[start Excerpt]
\begin{Howard Lowndes}
> Well, setting TCP_NODELAY in telnet certainly improved things and got rid
> of the 200 ms delay between packets, but I still have a problem in that
> the packets are still going:
>
> DATA1 -> ACK1 -> DATA2 -> ACK2 ...
>
> only now the delay is only the length of the circuit latency, which is
> still occasionally causing a problem at the far end.
>
> My understanding of TCP is that there is the ability to window packets up
> to the window byte limit so that in effect I could have:
>
> DATA1 -> DATA2 -> ACK1 -> ACK2 ...
>
> So why is this not happening, or am I misunderstanding here?
what you want is a nagle algorithm ;)
tcp will send whatever was given to it in a single write(2) as soon as
possible. the linux telnet client that you are using must be doing
something like:
while((c = getchar()) != EOF)
[end Excerpt]
[start Supplied data]
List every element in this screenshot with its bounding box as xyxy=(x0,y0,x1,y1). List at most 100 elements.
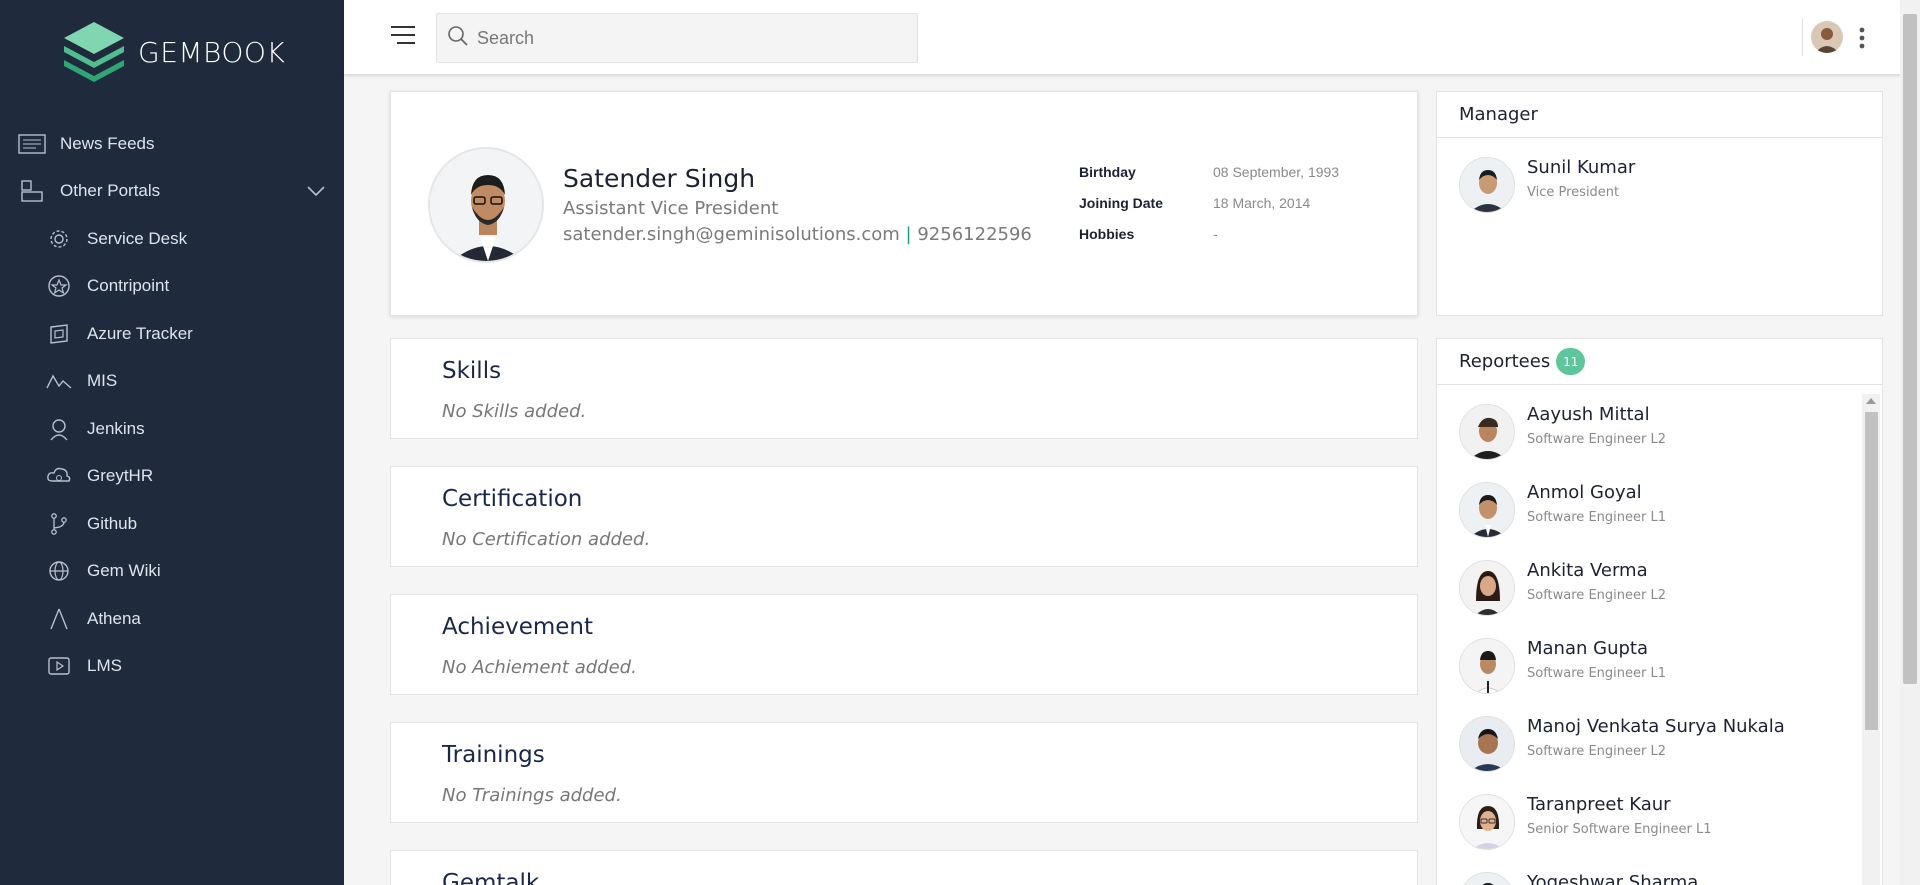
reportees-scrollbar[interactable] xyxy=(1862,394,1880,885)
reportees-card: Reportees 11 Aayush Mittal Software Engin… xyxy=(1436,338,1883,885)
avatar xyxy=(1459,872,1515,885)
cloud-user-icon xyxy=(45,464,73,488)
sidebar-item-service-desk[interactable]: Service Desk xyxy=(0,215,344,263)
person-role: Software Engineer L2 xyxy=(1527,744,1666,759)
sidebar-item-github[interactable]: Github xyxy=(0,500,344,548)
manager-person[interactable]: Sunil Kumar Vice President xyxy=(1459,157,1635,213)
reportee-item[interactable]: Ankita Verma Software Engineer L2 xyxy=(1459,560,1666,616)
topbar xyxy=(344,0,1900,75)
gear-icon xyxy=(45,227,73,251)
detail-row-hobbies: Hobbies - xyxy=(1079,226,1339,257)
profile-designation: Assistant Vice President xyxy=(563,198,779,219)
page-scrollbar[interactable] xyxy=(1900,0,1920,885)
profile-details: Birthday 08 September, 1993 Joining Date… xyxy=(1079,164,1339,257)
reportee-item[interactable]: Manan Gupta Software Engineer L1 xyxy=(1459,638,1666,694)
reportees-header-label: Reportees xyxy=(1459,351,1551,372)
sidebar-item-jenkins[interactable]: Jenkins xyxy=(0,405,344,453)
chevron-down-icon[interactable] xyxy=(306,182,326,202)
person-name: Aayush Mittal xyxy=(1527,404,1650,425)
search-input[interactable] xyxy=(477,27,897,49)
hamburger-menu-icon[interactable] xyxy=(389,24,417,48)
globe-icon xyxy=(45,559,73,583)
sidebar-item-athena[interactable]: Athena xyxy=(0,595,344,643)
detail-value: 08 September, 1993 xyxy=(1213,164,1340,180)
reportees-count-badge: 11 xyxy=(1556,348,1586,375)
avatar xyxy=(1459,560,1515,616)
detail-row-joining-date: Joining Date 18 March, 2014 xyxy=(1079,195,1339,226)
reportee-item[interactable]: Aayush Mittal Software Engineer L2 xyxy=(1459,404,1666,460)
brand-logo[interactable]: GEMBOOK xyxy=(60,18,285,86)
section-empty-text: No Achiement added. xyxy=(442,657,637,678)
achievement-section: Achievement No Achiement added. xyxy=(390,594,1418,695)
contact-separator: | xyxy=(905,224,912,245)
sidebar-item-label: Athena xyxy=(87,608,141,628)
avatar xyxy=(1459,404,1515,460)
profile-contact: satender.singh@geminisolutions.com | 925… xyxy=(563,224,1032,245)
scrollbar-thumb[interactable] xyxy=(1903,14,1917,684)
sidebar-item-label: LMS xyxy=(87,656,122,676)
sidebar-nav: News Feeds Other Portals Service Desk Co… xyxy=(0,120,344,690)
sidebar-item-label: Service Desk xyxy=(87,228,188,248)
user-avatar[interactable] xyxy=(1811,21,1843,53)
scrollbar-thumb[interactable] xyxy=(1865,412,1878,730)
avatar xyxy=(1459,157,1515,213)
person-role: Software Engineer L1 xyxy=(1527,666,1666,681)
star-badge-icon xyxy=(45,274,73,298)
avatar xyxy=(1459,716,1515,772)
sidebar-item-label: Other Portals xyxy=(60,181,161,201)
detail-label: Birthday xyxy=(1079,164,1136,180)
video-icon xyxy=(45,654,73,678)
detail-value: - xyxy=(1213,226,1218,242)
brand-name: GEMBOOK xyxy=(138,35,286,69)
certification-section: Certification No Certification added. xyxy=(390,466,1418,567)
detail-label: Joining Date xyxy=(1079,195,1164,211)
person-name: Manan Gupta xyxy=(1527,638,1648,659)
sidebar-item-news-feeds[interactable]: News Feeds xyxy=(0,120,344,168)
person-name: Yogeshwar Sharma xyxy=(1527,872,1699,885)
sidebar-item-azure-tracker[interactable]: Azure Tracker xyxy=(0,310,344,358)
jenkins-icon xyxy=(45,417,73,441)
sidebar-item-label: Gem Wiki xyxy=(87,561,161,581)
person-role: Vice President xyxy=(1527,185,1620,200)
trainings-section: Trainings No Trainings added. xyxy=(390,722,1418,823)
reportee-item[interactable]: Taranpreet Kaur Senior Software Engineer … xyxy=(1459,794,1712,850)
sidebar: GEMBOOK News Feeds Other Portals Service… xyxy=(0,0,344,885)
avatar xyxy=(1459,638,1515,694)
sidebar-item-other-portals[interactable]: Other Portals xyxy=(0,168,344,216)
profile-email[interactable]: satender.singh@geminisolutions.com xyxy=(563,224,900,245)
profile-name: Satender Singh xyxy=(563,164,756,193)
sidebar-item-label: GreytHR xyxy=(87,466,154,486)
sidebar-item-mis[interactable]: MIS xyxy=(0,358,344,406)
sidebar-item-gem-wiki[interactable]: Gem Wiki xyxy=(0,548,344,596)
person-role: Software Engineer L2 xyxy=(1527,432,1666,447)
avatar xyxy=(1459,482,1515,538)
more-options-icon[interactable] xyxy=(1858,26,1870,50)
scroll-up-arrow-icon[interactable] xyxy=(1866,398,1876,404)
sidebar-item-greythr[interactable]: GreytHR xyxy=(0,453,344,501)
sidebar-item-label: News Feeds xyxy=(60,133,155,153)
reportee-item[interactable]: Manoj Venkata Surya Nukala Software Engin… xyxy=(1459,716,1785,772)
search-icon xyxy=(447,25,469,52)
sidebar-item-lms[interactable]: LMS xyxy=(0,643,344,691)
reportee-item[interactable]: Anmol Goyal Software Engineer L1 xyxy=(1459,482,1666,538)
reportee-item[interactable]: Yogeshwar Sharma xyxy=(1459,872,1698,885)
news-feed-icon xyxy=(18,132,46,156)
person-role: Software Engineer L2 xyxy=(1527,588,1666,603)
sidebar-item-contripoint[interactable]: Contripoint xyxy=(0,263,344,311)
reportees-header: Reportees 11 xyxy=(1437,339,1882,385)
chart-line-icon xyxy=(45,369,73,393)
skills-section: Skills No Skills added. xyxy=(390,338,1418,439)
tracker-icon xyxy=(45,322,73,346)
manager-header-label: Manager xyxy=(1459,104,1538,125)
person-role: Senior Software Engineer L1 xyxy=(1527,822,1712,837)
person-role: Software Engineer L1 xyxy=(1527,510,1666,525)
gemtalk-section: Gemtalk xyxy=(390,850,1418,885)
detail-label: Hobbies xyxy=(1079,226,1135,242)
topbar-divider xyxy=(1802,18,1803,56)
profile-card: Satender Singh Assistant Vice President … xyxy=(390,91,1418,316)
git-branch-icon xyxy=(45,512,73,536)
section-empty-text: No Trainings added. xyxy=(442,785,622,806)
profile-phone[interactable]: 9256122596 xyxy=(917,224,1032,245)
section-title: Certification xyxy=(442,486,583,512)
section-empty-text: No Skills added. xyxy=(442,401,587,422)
[end Supplied data]
Task set>
**a.** Answer the following questions using the message on telnet packet timing.
(i) What delay between packets did setting TCP_NODELAY in telnet eliminate?
(ii) Up to what limit does the writer understand that TCP can window packets?
(iii) According to the reply, what will TCP send as soon as possible?
**b.** Reproduce the portion of the message on telnet packet timing between "what you want" and "getchar()) != EOF)", inclusive.

Solutions to each task>
**a.**
(i) The 200 ms delay between packets.
(ii) The window byte limit.
(iii) Whatever was given to it in a single write(2).

**b.**
what you want is a nagle algorithm ;)
tcp will send whatever was given to it in a single write(2) as soon as
possible. the linux telnet client that you are using must be doing
something like:
while((c = getchar()) != EOF)